### Task goal
Each entry that follows must be output without any deviation.

======== Task data

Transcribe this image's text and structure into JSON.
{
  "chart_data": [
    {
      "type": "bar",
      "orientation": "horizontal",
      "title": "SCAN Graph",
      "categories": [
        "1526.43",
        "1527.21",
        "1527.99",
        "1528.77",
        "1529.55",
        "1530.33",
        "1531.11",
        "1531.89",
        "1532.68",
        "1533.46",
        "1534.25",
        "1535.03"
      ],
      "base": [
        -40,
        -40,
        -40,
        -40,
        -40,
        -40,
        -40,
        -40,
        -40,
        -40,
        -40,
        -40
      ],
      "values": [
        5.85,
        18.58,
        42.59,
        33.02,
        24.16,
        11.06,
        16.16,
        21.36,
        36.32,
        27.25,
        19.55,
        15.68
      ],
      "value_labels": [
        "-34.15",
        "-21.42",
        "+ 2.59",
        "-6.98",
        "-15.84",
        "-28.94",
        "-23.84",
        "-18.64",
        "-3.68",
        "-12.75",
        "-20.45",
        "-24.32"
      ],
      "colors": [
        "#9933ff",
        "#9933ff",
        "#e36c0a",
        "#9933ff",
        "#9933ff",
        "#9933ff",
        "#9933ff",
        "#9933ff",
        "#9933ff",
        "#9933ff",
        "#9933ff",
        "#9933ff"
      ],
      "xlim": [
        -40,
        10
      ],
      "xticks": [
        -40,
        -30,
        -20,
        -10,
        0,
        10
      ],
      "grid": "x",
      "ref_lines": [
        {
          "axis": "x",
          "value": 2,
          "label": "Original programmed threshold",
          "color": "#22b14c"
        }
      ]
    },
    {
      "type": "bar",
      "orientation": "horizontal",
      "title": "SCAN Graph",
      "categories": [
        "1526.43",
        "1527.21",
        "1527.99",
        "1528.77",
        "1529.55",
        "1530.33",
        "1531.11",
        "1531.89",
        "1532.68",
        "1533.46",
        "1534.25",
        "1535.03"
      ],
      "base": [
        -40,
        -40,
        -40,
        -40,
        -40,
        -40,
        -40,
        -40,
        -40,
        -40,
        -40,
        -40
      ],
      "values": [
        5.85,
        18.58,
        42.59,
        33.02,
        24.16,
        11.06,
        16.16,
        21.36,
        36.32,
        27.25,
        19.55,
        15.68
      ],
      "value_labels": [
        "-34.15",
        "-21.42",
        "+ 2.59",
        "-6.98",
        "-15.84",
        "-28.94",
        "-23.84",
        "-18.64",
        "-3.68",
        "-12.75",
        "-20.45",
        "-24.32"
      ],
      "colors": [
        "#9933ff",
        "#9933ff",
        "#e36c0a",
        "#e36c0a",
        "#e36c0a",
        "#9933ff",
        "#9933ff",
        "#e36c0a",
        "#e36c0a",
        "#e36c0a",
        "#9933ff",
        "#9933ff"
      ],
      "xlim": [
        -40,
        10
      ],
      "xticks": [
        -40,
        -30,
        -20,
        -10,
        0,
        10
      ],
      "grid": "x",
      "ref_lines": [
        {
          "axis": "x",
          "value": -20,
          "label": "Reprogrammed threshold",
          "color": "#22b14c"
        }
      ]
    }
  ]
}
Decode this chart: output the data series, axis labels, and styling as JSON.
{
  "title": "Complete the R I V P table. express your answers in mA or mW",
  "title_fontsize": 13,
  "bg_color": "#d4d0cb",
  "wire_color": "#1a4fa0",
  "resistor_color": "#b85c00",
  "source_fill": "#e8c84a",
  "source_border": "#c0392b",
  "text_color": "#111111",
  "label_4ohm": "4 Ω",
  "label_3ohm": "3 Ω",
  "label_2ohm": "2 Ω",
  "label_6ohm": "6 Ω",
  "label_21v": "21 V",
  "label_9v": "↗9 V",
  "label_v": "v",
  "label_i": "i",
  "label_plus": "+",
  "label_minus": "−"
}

================

### Exercise solution
Transcribe this image's text and structure into JSON.
{
  "chart_data": [
    {
      "type": "bar",
      "orientation": "horizontal",
      "title": "SCAN Graph",
      "categories": [
        "1526.43",
        "1527.21",
        "1527.99",
        "1528.77",
        "1529.55",
        "1530.33",
        "1531.11",
        "1531.89",
        "1532.68",
        "1533.46",
        "1534.25",
        "1535.03"
      ],
      "base": [
        -40,
        -40,
        -40,
        -40,
        -40,
        -40,
        -40,
        -40,
        -40,
        -40,
        -40,
        -40
      ],
      "values": [
        5.85,
        18.58,
        42.59,
        33.02,
        24.16,
        11.06,
        16.16,
        21.36,
        36.32,
        27.25,
        19.55,
        15.68
      ],
      "value_labels": [
        "-34.15",
        "-21.42",
        "+ 2.59",
        "-6.98",
        "-15.84",
        "-28.94",
        "-23.84",
        "-18.64",
        "-3.68",
        "-12.75",
        "-20.45",
        "-24.32"
      ],
      "colors": [
        "#9933ff",
        "#9933ff",
        "#e36c0a",
        "#9933ff",
        "#9933ff",
        "#9933ff",
        "#9933ff",
        "#9933ff",
        "#9933ff",
        "#9933ff",
        "#9933ff",
        "#9933ff"
      ],
      "xlim": [
        -40,
        10
      ],
      "xticks": [
        -40,
        -30,
        -20,
        -10,
        0,
        10
      ],
      "grid": "x",
      "ref_lines": [
        {
          "axis": "x",
          "value": 2,
          "label": "Original programmed threshold",
          "color": "#22b14c"
        }
      ]
    },
    {
      "type": "bar",
      "orientation": "horizontal",
      "title": "SCAN Graph",
      "categories": [
        "1526.43",
        "1527.21",
        "1527.99",
        "1528.77",
        "1529.55",
        "1530.33",
        "1531.11",
        "1531.89",
        "1532.68",
        "1533.46",
        "1534.25",
        "1535.03"
      ],
      "base": [
        -40,
        -40,
        -40,
        -40,
        -40,
        -40,
        -40,
        -40,
        -40,
        -40,
        -40,
        -40
      ],
      "values": [
        5.85,
        18.58,
        42.59,
        33.02,
        24.16,
        11.06,
        16.16,
        21.36,
        36.32,
        27.25,
        19.55,
        15.68
      ],
      "value_labels": [
        "-34.15",
        "-21.42",
        "+ 2.59",
        "-6.98",
        "-15.84",
        "-28.94",
        "-23.84",
        "-18.64",
        "-3.68",
        "-12.75",
        "-20.45",
        "-24.32"
      ],
      "colors": [
        "#9933ff",
        "#9933ff",
        "#e36c0a",
        "#e36c0a",
        "#e36c0a",
        "#9933ff",
        "#9933ff",
        "#e36c0a",
        "#e36c0a",
        "#e36c0a",
        "#9933ff",
        "#9933ff"
      ],
      "xlim": [
        -40,
        10
      ],
      "xticks": [
        -40,
        -30,
        -20,
        -10,
        0,
        10
      ],
      "grid": "x",
      "ref_lines": [
        {
          "axis": "x",
          "value": -20,
          "label": "Reprogrammed threshold",
          "color": "#22b14c"
        }
      ]
    }
  ]
}
Decode this chart: output the data series, axis labels, and styling as JSON.
{
  "title": "Complete the R I V P table. express your answers in mA or mW",
  "title_fontsize": 13,
  "bg_color": "#d4d0cb",
  "wire_color": "#1a4fa0",
  "resistor_color": "#b85c00",
  "source_fill": "#e8c84a",
  "source_border": "#c0392b",
  "text_color": "#111111",
  "label_4ohm": "4 Ω",
  "label_3ohm": "3 Ω",
  "label_2ohm": "2 Ω",
  "label_6ohm": "6 Ω",
  "label_21v": "21 V",
  "label_9v": "↗9 V",
  "label_v": "v",
  "label_i": "i",
  "label_plus": "+",
  "label_minus": "−"
}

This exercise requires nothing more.